## Direction
Once the pictures are set aside, transcribe the remaining data exactly.

Data items:
------------------------------------------------------------
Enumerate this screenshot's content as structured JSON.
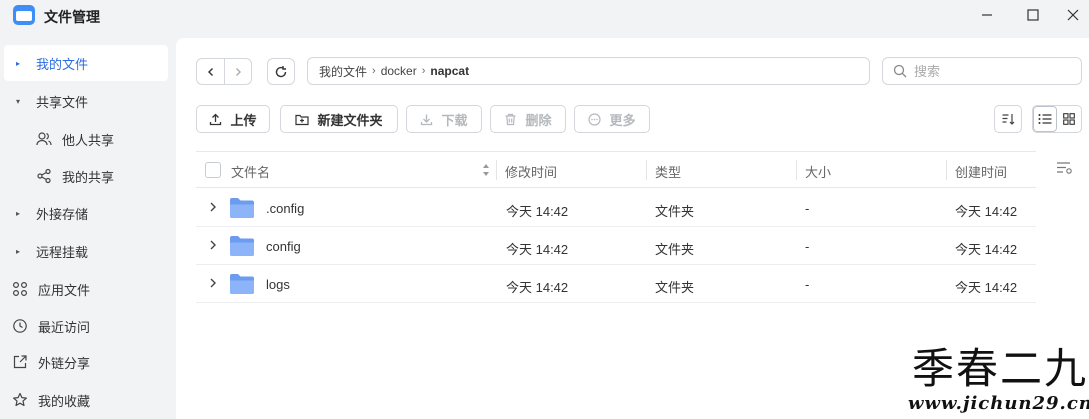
{
  "app": {
    "title": "文件管理"
  },
  "sidebar": {
    "items": [
      {
        "label": "我的文件"
      },
      {
        "label": "共享文件"
      },
      {
        "label": "他人共享"
      },
      {
        "label": "我的共享"
      },
      {
        "label": "外接存储"
      },
      {
        "label": "远程挂载"
      },
      {
        "label": "应用文件"
      },
      {
        "label": "最近访问"
      },
      {
        "label": "外链分享"
      },
      {
        "label": "我的收藏"
      }
    ]
  },
  "path": {
    "segments": [
      "我的文件",
      "docker",
      "napcat"
    ]
  },
  "search": {
    "placeholder": "搜索"
  },
  "toolbar": {
    "upload": "上传",
    "new_folder": "新建文件夹",
    "download": "下载",
    "delete": "删除",
    "more": "更多"
  },
  "table": {
    "columns": [
      "文件名",
      "修改时间",
      "类型",
      "大小",
      "创建时间"
    ],
    "rows": [
      {
        "name": ".config",
        "modified": "今天 14:42",
        "type": "文件夹",
        "size": "-",
        "created": "今天 14:42"
      },
      {
        "name": "config",
        "modified": "今天 14:42",
        "type": "文件夹",
        "size": "-",
        "created": "今天 14:42"
      },
      {
        "name": "logs",
        "modified": "今天 14:42",
        "type": "文件夹",
        "size": "-",
        "created": "今天 14:42"
      }
    ]
  },
  "watermark": {
    "title": "季春二九",
    "url": "www.jichun29.cn"
  },
  "colors": {
    "accent": "#2b6de0",
    "folder": "#7ba7f7"
  }
}
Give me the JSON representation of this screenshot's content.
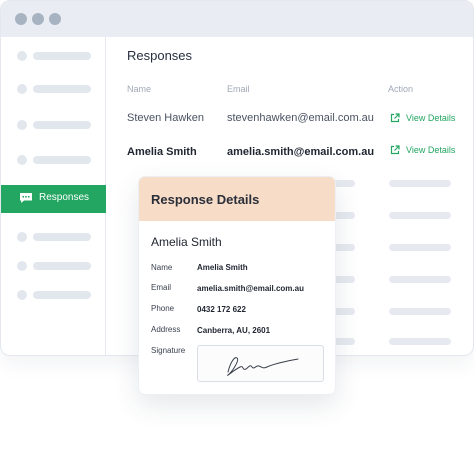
{
  "sidebar": {
    "active_item": {
      "label": "Responses",
      "icon": "chat-bubble-icon"
    }
  },
  "main": {
    "title": "Responses",
    "columns": {
      "name": "Name",
      "email": "Email",
      "action": "Action"
    },
    "rows": [
      {
        "name": "Steven Hawken",
        "email": "stevenhawken@email.com.au",
        "action": "View Details"
      },
      {
        "name": "Amelia Smith",
        "email": "amelia.smith@email.com.au",
        "action": "View Details"
      }
    ]
  },
  "card": {
    "title": "Response Details",
    "name": "Amelia Smith",
    "fields": [
      {
        "label": "Name",
        "value": "Amelia Smith"
      },
      {
        "label": "Email",
        "value": "amelia.smith@email.com.au"
      },
      {
        "label": "Phone",
        "value": "0432 172 622"
      },
      {
        "label": "Address",
        "value": "Canberra, AU, 2601"
      },
      {
        "label": "Signature",
        "value": ""
      }
    ]
  },
  "colors": {
    "accent": "#22a661",
    "card_header": "#f7dcc8",
    "titlebar": "#e9edf3"
  }
}
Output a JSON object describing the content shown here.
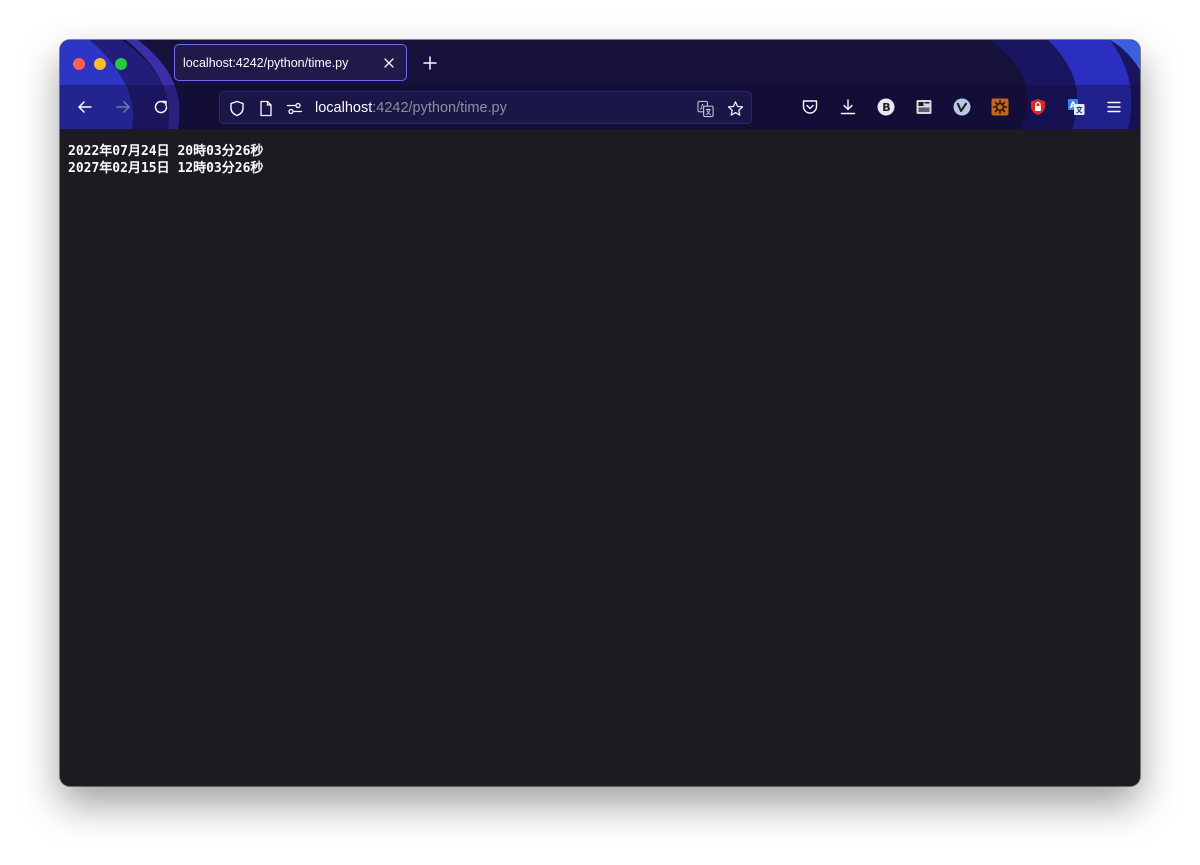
{
  "browser": {
    "tab": {
      "title": "localhost:4242/python/time.py",
      "close_icon": "close-icon"
    },
    "new_tab_icon": "plus-icon",
    "nav": {
      "back_icon": "arrow-left-icon",
      "forward_icon": "arrow-right-icon",
      "reload_icon": "reload-icon"
    },
    "urlbar": {
      "host": "localhost",
      "path": ":4242/python/time.py",
      "shield_icon": "shield-icon",
      "page_icon": "page-icon",
      "permissions_icon": "permissions-icon",
      "translate_icon": "translate-icon",
      "bookmark_icon": "star-icon"
    },
    "toolbar_icons": [
      "pocket-icon",
      "download-icon",
      "extension-b-icon",
      "extension-screenshot-icon",
      "extension-v-icon",
      "extension-gear-icon",
      "extension-lock-icon",
      "extension-translate-icon",
      "menu-icon"
    ],
    "extension_b_letter": "B"
  },
  "page": {
    "lines": [
      "2022年07月24日 20時03分26秒",
      "2027年02月15日 12時03分26秒"
    ]
  },
  "colors": {
    "chrome": "#14113a",
    "content_bg": "#1c1b22",
    "accent": "#6b6cf0",
    "text": "#fbfbfe"
  }
}
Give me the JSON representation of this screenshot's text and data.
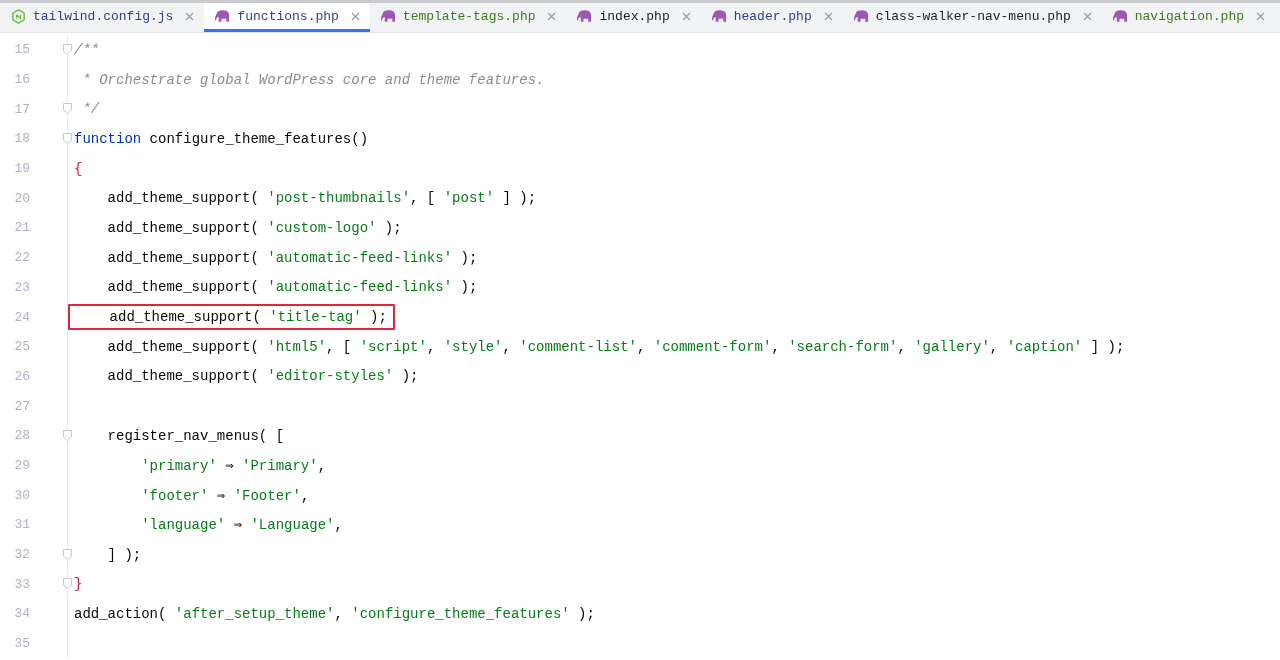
------------------------------------------------------------
## Solution to this task
Enumerate this screenshot's content as structured JSON.
{
  "app": {
    "title": "文件管理"
  },
  "sidebar": {
    "items": [
      {
        "label": "我的文件"
      },
      {
        "label": "共享文件"
      },
      {
        "label": "他人共享"
      },
      {
        "label": "我的共享"
      },
      {
        "label": "外接存储"
      },
      {
        "label": "远程挂载"
      },
      {
        "label": "应用文件"
      },
      {
        "label": "最近访问"
      },
      {
        "label": "外链分享"
      },
      {
        "label": "我的收藏"
      }
    ]
  },
  "path": {
    "segments": [
      "我的文件",
      "docker",
      "napcat"
    ]
  },
  "search": {
    "placeholder": "搜索"
  },
  "toolbar": {
    "upload": "上传",
    "new_folder": "新建文件夹",
    "download": "下载",
    "delete": "删除",
    "more": "更多"
  },
  "table": {
    "columns": [
      "文件名",
      "修改时间",
      "类型",
      "大小",
      "创建时间"
    ],
    "rows": [
      {
        "name": ".config",
        "modified": "今天 14:42",
        "type": "文件夹",
        "size": "-",
        "created": "今天 14:42"
      },
      {
        "name": "config",
        "modified": "今天 14:42",
        "type": "文件夹",
        "size": "-",
        "created": "今天 14:42"
      },
      {
        "name": "logs",
        "modified": "今天 14:42",
        "type": "文件夹",
        "size": "-",
        "created": "今天 14:42"
      }
    ]
  },
  "watermark": {
    "title": "季春二九",
    "url": "www.jichun29.cn"
  },
  "colors": {
    "accent": "#2b6de0",
    "folder": "#7ba7f7"
  }
}
Give me the JSON representation of this screenshot's content.
{
  "sidebar": {
    "active_item": {
      "label": "Responses",
      "icon": "chat-bubble-icon"
    }
  },
  "main": {
    "title": "Responses",
    "columns": {
      "name": "Name",
      "email": "Email",
      "action": "Action"
    },
    "rows": [
      {
        "name": "Steven Hawken",
        "email": "stevenhawken@email.com.au",
        "action": "View Details"
      },
      {
        "name": "Amelia Smith",
        "email": "amelia.smith@email.com.au",
        "action": "View Details"
      }
    ]
  },
  "card": {
    "title": "Response Details",
    "name": "Amelia Smith",
    "fields": [
      {
        "label": "Name",
        "value": "Amelia Smith"
      },
      {
        "label": "Email",
        "value": "amelia.smith@email.com.au"
      },
      {
        "label": "Phone",
        "value": "0432 172 622"
      },
      {
        "label": "Address",
        "value": "Canberra, AU, 2601"
      },
      {
        "label": "Signature",
        "value": ""
      }
    ]
  },
  "colors": {
    "accent": "#22a661",
    "card_header": "#f7dcc8",
    "titlebar": "#e9edf3"
  }
}
Output a JSON object describing the content shown here.
{
  "browser": {
    "tab": {
      "title": "localhost:4242/python/time.py",
      "close_icon": "close-icon"
    },
    "new_tab_icon": "plus-icon",
    "nav": {
      "back_icon": "arrow-left-icon",
      "forward_icon": "arrow-right-icon",
      "reload_icon": "reload-icon"
    },
    "urlbar": {
      "host": "localhost",
      "path": ":4242/python/time.py",
      "shield_icon": "shield-icon",
      "page_icon": "page-icon",
      "permissions_icon": "permissions-icon",
      "translate_icon": "translate-icon",
      "bookmark_icon": "star-icon"
    },
    "toolbar_icons": [
      "pocket-icon",
      "download-icon",
      "extension-b-icon",
      "extension-screenshot-icon",
      "extension-v-icon",
      "extension-gear-icon",
      "extension-lock-icon",
      "extension-translate-icon",
      "menu-icon"
    ],
    "extension_b_letter": "B"
  },
  "page": {
    "lines": [
      "2022年07月24日 20時03分26秒",
      "2027年02月15日 12時03分26秒"
    ]
  },
  "colors": {
    "chrome": "#14113a",
    "content_bg": "#1c1b22",
    "accent": "#6b6cf0",
    "text": "#fbfbfe"
  }
}
Give me the JSON representation of this screenshot's text and data.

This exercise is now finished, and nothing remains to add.